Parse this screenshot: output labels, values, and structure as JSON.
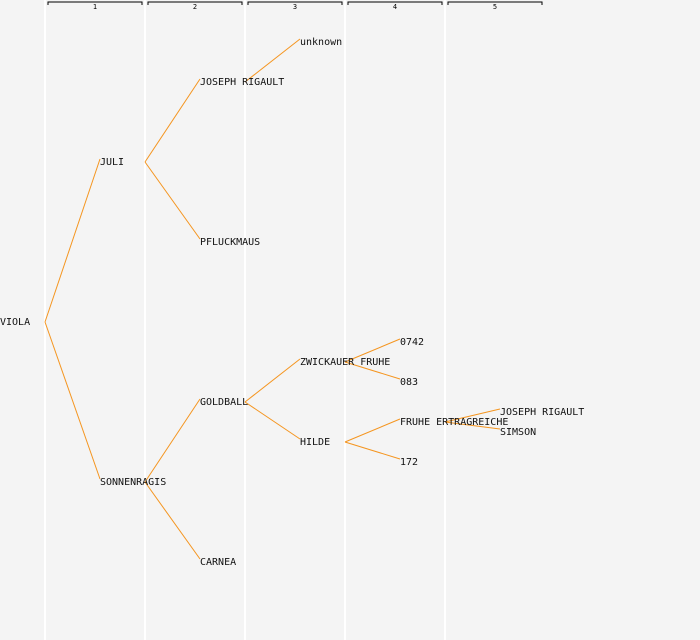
{
  "generations": [
    "1",
    "2",
    "3",
    "4",
    "5"
  ],
  "nodes": [
    {
      "id": "viola",
      "label": "VIOLA",
      "gen": 0,
      "parent": null
    },
    {
      "id": "juli",
      "label": "JULI",
      "gen": 1,
      "parent": "viola"
    },
    {
      "id": "sonnenragis",
      "label": "SONNENRAGIS",
      "gen": 1,
      "parent": "viola"
    },
    {
      "id": "joseph-rigault-1",
      "label": "JOSEPH RIGAULT",
      "gen": 2,
      "parent": "juli"
    },
    {
      "id": "pfluckmaus",
      "label": "PFLUCKMAUS",
      "gen": 2,
      "parent": "juli"
    },
    {
      "id": "goldball",
      "label": "GOLDBALL",
      "gen": 2,
      "parent": "sonnenragis"
    },
    {
      "id": "carnea",
      "label": "CARNEA",
      "gen": 2,
      "parent": "sonnenragis"
    },
    {
      "id": "unknown",
      "label": "unknown",
      "gen": 3,
      "parent": "joseph-rigault-1"
    },
    {
      "id": "zwickauer-fruhe",
      "label": "ZWICKAUER FRUHE",
      "gen": 3,
      "parent": "goldball"
    },
    {
      "id": "hilde",
      "label": "HILDE",
      "gen": 3,
      "parent": "goldball"
    },
    {
      "id": "n0742",
      "label": "0742",
      "gen": 4,
      "parent": "zwickauer-fruhe"
    },
    {
      "id": "n083",
      "label": "083",
      "gen": 4,
      "parent": "zwickauer-fruhe"
    },
    {
      "id": "fruhe-ertragreiche",
      "label": "FRUHE ERTRAGREICHE",
      "gen": 4,
      "parent": "hilde"
    },
    {
      "id": "n172",
      "label": "172",
      "gen": 4,
      "parent": "hilde"
    },
    {
      "id": "joseph-rigault-2",
      "label": "JOSEPH RIGAULT",
      "gen": 5,
      "parent": "fruhe-ertragreiche"
    },
    {
      "id": "simson",
      "label": "SIMSON",
      "gen": 5,
      "parent": "fruhe-ertragreiche"
    }
  ],
  "colors": {
    "edge": "#f5951f",
    "background": "#f4f4f4",
    "column_line": "#ffffff"
  }
}
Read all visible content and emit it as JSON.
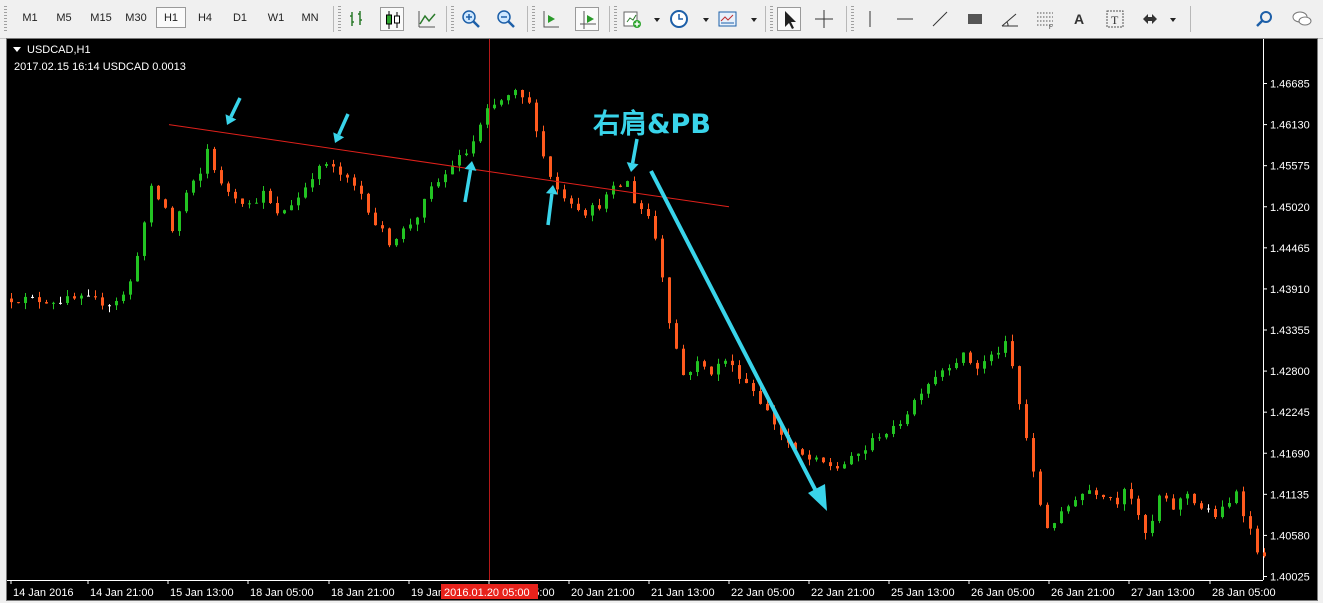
{
  "toolbar": {
    "timeframes": [
      {
        "label": "M1",
        "active": false
      },
      {
        "label": "M5",
        "active": false
      },
      {
        "label": "M15",
        "active": false
      },
      {
        "label": "M30",
        "active": false
      },
      {
        "label": "H1",
        "active": true
      },
      {
        "label": "H4",
        "active": false
      },
      {
        "label": "D1",
        "active": false
      },
      {
        "label": "W1",
        "active": false
      },
      {
        "label": "MN",
        "active": false
      }
    ],
    "icons": [
      "bar-chart-icon",
      "candlestick-chart-icon",
      "line-chart-icon",
      "zoom-in-icon",
      "zoom-out-icon",
      "chart-shift-icon",
      "auto-scroll-icon",
      "new-chart-icon",
      "periods-clock-icon",
      "templates-icon",
      "cursor-arrow-icon",
      "crosshair-icon",
      "vertical-line-icon",
      "horizontal-line-icon",
      "trendline-icon",
      "rectangle-icon",
      "angle-line-icon",
      "fibonacci-icon",
      "text-icon",
      "text-label-icon",
      "arrows-icon",
      "search-icon",
      "chat-icon"
    ]
  },
  "chart": {
    "symbol_label": "USDCAD,H1",
    "info_line": "2017.02.15 16:14 USDCAD 0.0013",
    "annotation": "右肩&PB",
    "crosshair_time_label": "2016.01.20 05:00",
    "colors": {
      "background": "#000000",
      "bull": "#22c322",
      "bear": "#ff5a1e",
      "doji": "#ffffff",
      "trendline": "#e0211b",
      "crosshair": "#b41818",
      "annotation": "#39d4ea",
      "axis_text": "#ffffff"
    }
  },
  "chart_data": {
    "type": "candlestick",
    "symbol": "USDCAD",
    "timeframe": "H1",
    "price_ticks": [
      "1.46685",
      "1.46130",
      "1.45575",
      "1.45020",
      "1.44465",
      "1.43910",
      "1.43355",
      "1.42800",
      "1.42245",
      "1.41690",
      "1.41135",
      "1.40580",
      "1.40025"
    ],
    "price_range": [
      1.40025,
      1.46685
    ],
    "time_ticks": [
      "14 Jan 2016",
      "14 Jan 21:00",
      "15 Jan 13:00",
      "18 Jan 05:00",
      "18 Jan 21:00",
      "19 Jan 13:00",
      "20 Jan 05:00",
      "20 Jan 21:00",
      "21 Jan 13:00",
      "22 Jan 05:00",
      "22 Jan 21:00",
      "25 Jan 13:00",
      "26 Jan 05:00",
      "26 Jan 21:00",
      "27 Jan 13:00",
      "28 Jan 05:00"
    ],
    "price_path": [
      [
        0,
        1.4378
      ],
      [
        6,
        1.4375
      ],
      [
        10,
        1.4377
      ],
      [
        14,
        1.4372
      ],
      [
        16,
        1.4382
      ],
      [
        17,
        1.44
      ],
      [
        18,
        1.444
      ],
      [
        19,
        1.448
      ],
      [
        20,
        1.4525
      ],
      [
        22,
        1.45
      ],
      [
        23,
        1.447
      ],
      [
        25,
        1.452
      ],
      [
        27,
        1.4545
      ],
      [
        28,
        1.458
      ],
      [
        30,
        1.453
      ],
      [
        34,
        1.4505
      ],
      [
        36,
        1.452
      ],
      [
        38,
        1.449
      ],
      [
        41,
        1.4515
      ],
      [
        43,
        1.4545
      ],
      [
        45,
        1.456
      ],
      [
        47,
        1.4545
      ],
      [
        50,
        1.452
      ],
      [
        52,
        1.448
      ],
      [
        54,
        1.4455
      ],
      [
        56,
        1.447
      ],
      [
        58,
        1.449
      ],
      [
        60,
        1.4525
      ],
      [
        62,
        1.4545
      ],
      [
        63,
        1.456
      ],
      [
        65,
        1.4575
      ],
      [
        66,
        1.459
      ],
      [
        68,
        1.463
      ],
      [
        70,
        1.4645
      ],
      [
        72,
        1.4655
      ],
      [
        74,
        1.464
      ],
      [
        75,
        1.461
      ],
      [
        76,
        1.457
      ],
      [
        77,
        1.4545
      ],
      [
        78,
        1.4525
      ],
      [
        80,
        1.451
      ],
      [
        82,
        1.4495
      ],
      [
        84,
        1.4505
      ],
      [
        86,
        1.4525
      ],
      [
        88,
        1.4535
      ],
      [
        89,
        1.451
      ],
      [
        91,
        1.449
      ],
      [
        92,
        1.446
      ],
      [
        93,
        1.441
      ],
      [
        94,
        1.435
      ],
      [
        95,
        1.431
      ],
      [
        96,
        1.4275
      ],
      [
        98,
        1.429
      ],
      [
        100,
        1.428
      ],
      [
        102,
        1.4295
      ],
      [
        104,
        1.4275
      ],
      [
        106,
        1.4255
      ],
      [
        108,
        1.4225
      ],
      [
        110,
        1.4195
      ],
      [
        112,
        1.417
      ],
      [
        114,
        1.416
      ],
      [
        116,
        1.4155
      ],
      [
        118,
        1.415
      ],
      [
        120,
        1.416
      ],
      [
        122,
        1.4175
      ],
      [
        124,
        1.4195
      ],
      [
        126,
        1.42
      ],
      [
        128,
        1.4225
      ],
      [
        130,
        1.4255
      ],
      [
        132,
        1.4275
      ],
      [
        134,
        1.429
      ],
      [
        136,
        1.43
      ],
      [
        138,
        1.4285
      ],
      [
        140,
        1.43
      ],
      [
        142,
        1.4315
      ],
      [
        143,
        1.4285
      ],
      [
        144,
        1.4235
      ],
      [
        145,
        1.419
      ],
      [
        146,
        1.414
      ],
      [
        147,
        1.41
      ],
      [
        148,
        1.407
      ],
      [
        150,
        1.4085
      ],
      [
        152,
        1.411
      ],
      [
        154,
        1.412
      ],
      [
        156,
        1.4115
      ],
      [
        158,
        1.4105
      ],
      [
        159,
        1.4125
      ],
      [
        160,
        1.411
      ],
      [
        161,
        1.408
      ],
      [
        162,
        1.406
      ],
      [
        163,
        1.4075
      ],
      [
        164,
        1.411
      ],
      [
        166,
        1.4095
      ],
      [
        168,
        1.4115
      ],
      [
        170,
        1.4095
      ],
      [
        172,
        1.4085
      ],
      [
        174,
        1.41
      ],
      [
        175,
        1.412
      ],
      [
        176,
        1.409
      ],
      [
        177,
        1.4065
      ],
      [
        178,
        1.404
      ],
      [
        179,
        1.4025
      ]
    ],
    "bar_count": 180,
    "annotations": {
      "text": "右肩&PB",
      "neckline_from": {
        "time": "15 Jan 13:00",
        "price": 1.4613
      },
      "neckline_to": {
        "time": "22 Jan 05:00",
        "price": 1.4502
      }
    }
  }
}
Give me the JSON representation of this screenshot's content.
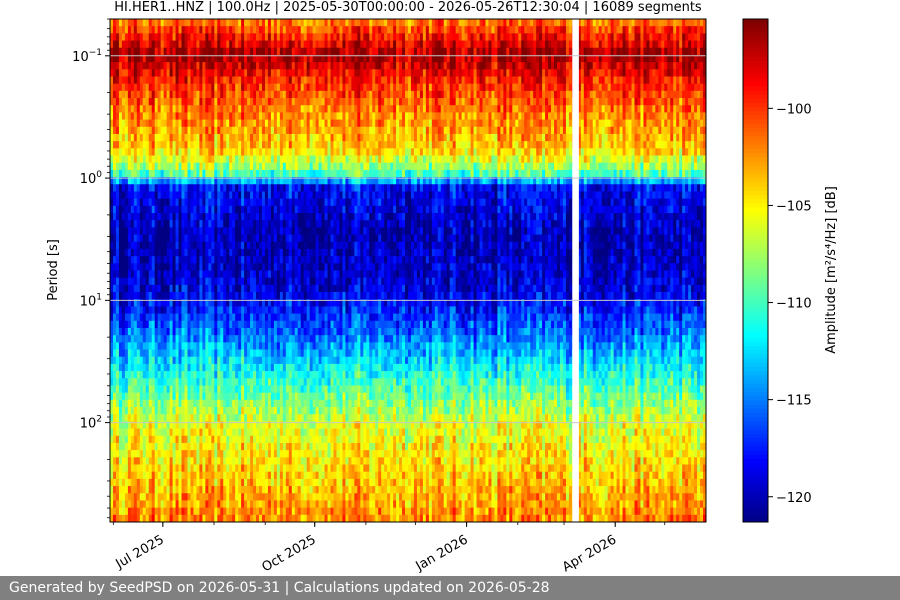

========================================

▸ **WHAT TO WORK ON**:
Check each line of the records for "ffffff" and copy the ones that contain it.

▸ **EXPECTED ANSWER**:
    "column_line": "#ffffff"
      "doji": "#ffffff",
      "axis_text": "#ffffff"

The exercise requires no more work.